[Task brief] Select, from the material below, each line with "name" in it.

[Data records]

________________________________________

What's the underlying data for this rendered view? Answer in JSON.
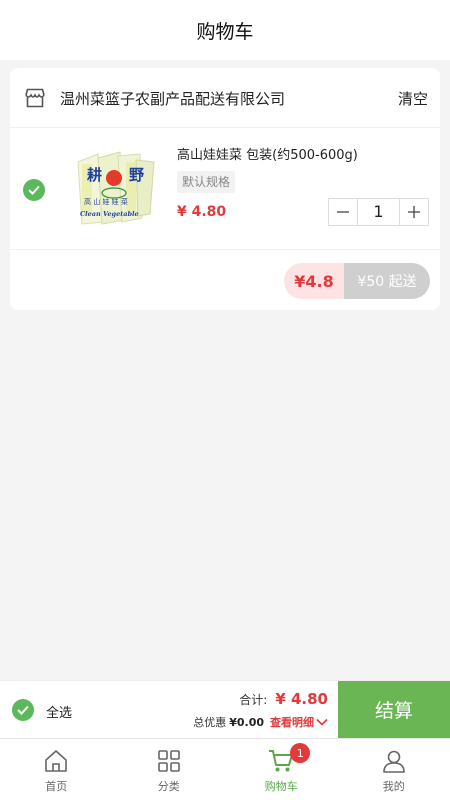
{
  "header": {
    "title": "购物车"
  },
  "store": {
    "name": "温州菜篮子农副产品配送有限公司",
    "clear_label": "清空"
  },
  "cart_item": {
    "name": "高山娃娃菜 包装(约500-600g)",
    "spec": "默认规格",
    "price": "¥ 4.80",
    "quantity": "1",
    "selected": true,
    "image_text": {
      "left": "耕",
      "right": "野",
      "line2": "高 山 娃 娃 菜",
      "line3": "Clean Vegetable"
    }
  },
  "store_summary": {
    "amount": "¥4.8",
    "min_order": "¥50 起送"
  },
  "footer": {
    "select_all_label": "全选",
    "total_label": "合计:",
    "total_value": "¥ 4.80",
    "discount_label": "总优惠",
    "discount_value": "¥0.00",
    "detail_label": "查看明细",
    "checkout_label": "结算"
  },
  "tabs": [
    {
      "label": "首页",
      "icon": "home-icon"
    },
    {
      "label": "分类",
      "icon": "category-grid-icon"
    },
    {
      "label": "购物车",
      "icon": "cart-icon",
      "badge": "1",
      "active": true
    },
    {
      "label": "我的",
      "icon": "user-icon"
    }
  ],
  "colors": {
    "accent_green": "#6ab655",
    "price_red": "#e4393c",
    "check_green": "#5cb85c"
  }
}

________________________________________

[Result below]
    "name": "温州菜篮子农副产品配送有限公司",
    "name": "高山娃娃菜 包装(约500-600g)",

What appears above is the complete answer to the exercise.